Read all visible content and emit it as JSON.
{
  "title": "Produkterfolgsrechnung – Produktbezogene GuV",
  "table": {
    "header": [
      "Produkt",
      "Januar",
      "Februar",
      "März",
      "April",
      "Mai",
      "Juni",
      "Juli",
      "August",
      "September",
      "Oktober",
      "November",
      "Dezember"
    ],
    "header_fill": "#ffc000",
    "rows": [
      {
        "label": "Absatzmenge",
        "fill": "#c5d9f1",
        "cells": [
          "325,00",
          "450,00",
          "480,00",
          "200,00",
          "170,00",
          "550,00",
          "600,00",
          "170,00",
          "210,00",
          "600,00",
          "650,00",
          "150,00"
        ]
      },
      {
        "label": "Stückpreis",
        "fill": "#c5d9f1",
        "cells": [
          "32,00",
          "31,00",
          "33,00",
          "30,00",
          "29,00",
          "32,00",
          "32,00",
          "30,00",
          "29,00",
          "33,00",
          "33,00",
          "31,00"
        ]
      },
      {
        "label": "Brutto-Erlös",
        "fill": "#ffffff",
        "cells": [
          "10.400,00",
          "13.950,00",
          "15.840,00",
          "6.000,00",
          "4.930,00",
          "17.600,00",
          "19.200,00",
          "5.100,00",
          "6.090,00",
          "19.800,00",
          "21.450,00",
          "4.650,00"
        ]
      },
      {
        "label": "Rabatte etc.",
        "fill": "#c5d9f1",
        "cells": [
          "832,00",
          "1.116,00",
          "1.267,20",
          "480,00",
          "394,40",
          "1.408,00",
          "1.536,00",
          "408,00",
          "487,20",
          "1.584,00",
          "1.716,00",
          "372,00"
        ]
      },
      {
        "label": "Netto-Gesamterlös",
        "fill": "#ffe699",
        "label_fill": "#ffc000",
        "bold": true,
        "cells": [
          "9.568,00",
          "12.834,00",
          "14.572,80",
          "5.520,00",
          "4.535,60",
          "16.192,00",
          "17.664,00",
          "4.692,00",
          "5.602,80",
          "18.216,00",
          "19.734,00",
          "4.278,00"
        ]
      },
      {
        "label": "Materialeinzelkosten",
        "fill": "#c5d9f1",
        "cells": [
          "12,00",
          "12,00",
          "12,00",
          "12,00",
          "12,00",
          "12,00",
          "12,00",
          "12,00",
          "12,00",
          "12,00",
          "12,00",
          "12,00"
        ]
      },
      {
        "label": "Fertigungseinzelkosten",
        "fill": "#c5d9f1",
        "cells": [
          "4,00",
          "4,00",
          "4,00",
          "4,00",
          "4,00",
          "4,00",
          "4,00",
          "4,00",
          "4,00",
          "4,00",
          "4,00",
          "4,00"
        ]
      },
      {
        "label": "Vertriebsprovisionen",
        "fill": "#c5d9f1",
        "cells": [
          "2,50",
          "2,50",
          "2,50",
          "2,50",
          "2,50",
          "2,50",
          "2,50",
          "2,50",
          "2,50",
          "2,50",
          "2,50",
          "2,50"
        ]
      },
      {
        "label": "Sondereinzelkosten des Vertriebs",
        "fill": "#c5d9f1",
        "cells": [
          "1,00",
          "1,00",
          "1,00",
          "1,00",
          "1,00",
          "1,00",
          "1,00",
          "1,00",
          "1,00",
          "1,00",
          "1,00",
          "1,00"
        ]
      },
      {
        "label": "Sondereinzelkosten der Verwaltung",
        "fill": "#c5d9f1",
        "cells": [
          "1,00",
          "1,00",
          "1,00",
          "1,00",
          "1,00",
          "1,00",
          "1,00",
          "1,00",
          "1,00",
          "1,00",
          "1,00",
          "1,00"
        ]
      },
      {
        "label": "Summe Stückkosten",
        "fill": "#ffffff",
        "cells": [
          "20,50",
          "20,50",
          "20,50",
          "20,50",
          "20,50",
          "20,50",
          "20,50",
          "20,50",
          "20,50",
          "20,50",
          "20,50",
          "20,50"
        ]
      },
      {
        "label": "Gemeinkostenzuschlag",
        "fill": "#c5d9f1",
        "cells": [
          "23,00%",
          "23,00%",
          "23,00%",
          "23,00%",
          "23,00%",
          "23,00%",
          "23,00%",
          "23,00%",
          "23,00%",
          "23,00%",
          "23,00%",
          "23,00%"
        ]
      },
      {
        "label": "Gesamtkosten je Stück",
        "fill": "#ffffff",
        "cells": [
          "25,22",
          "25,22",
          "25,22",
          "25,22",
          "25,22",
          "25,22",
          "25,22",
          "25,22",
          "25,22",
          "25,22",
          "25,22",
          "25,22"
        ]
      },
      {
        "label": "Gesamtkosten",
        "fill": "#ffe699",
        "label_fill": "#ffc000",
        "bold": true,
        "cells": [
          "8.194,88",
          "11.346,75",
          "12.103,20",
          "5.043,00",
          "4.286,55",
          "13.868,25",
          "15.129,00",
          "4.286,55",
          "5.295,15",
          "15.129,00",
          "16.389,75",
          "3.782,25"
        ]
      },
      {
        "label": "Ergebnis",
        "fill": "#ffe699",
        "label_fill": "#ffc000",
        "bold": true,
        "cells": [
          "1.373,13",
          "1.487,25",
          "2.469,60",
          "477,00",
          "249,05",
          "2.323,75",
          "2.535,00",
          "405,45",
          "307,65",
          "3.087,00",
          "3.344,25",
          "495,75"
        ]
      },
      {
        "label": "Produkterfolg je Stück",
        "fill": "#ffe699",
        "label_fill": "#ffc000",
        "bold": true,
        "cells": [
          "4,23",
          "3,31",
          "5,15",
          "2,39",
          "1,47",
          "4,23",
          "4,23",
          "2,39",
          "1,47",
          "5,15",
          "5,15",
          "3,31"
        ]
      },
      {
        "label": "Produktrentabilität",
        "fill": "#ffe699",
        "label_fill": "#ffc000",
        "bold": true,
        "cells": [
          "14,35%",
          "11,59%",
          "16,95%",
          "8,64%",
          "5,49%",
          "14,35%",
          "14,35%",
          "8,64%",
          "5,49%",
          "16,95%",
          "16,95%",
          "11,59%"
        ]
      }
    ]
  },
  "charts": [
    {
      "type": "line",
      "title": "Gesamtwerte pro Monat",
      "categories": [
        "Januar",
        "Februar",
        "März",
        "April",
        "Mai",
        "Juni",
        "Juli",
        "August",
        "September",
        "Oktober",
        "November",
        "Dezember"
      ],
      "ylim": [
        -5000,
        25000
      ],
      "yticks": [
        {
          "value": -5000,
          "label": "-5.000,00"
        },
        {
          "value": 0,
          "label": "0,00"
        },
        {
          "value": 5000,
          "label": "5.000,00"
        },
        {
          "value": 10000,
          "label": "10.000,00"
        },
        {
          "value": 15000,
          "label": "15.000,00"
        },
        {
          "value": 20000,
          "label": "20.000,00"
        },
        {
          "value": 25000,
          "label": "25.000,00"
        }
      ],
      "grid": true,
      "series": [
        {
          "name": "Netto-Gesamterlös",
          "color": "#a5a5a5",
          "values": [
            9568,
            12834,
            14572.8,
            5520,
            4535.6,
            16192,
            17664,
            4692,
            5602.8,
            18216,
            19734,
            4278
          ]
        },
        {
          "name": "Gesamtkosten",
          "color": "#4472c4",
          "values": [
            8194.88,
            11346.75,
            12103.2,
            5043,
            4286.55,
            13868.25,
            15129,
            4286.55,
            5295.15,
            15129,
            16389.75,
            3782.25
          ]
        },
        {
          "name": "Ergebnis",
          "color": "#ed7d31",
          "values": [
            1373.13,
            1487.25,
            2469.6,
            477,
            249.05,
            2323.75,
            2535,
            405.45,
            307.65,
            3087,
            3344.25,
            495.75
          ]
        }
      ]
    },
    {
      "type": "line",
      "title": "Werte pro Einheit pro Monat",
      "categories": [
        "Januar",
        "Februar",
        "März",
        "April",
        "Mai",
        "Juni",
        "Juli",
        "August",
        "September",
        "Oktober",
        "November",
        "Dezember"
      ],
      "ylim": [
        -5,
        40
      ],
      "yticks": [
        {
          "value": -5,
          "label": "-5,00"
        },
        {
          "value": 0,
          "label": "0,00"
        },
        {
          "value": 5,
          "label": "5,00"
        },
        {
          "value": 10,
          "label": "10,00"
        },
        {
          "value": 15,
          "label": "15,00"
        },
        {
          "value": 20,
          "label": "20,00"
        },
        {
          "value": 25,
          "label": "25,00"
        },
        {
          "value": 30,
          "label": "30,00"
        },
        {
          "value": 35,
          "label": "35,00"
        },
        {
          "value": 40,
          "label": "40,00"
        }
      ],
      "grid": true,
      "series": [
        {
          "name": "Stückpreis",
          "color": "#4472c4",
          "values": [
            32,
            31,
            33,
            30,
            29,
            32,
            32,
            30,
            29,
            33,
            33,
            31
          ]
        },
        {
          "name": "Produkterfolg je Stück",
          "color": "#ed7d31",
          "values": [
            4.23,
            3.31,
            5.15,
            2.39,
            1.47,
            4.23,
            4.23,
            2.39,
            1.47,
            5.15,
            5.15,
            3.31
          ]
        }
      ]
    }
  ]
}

» **Requirement**
Select every line where the word "Monat" occurs.

» **The response**
      "title": "Gesamtwerte pro Monat",
      "title": "Werte pro Einheit pro Monat",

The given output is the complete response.